GOAL: Filter the listing below, copying every line in which the word "ylabel" appears.

RECORDS:
______________________________
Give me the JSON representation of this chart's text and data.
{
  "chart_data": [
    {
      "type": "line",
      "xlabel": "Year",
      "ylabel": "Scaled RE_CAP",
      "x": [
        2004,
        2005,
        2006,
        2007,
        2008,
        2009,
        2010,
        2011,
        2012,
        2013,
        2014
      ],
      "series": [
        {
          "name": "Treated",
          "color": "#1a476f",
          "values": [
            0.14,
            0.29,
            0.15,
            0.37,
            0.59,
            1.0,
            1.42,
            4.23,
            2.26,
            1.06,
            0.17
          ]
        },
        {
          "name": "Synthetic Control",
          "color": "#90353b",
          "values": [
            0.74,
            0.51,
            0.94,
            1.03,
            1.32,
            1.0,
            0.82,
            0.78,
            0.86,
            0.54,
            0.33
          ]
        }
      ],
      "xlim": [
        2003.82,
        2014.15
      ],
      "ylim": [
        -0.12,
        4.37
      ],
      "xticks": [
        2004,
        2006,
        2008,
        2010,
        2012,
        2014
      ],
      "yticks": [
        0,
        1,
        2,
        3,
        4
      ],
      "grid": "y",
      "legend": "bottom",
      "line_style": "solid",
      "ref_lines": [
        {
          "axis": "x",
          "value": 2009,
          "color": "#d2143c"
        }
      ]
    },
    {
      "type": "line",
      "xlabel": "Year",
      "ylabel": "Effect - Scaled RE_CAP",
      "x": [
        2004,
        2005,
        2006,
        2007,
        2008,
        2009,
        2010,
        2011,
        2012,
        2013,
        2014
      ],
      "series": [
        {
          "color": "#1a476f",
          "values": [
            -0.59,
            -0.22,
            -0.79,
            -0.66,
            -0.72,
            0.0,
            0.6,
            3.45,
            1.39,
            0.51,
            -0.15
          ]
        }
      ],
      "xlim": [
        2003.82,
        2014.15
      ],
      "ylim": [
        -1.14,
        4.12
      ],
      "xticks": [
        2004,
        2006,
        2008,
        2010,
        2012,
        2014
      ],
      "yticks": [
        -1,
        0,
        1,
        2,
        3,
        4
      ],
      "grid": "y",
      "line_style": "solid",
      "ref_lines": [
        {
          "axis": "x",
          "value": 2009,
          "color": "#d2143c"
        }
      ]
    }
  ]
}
______________________________
ANSWER TO THIS PROBLEM:
      "ylabel": "Scaled RE_CAP",
      "ylabel": "Effect - Scaled RE_CAP",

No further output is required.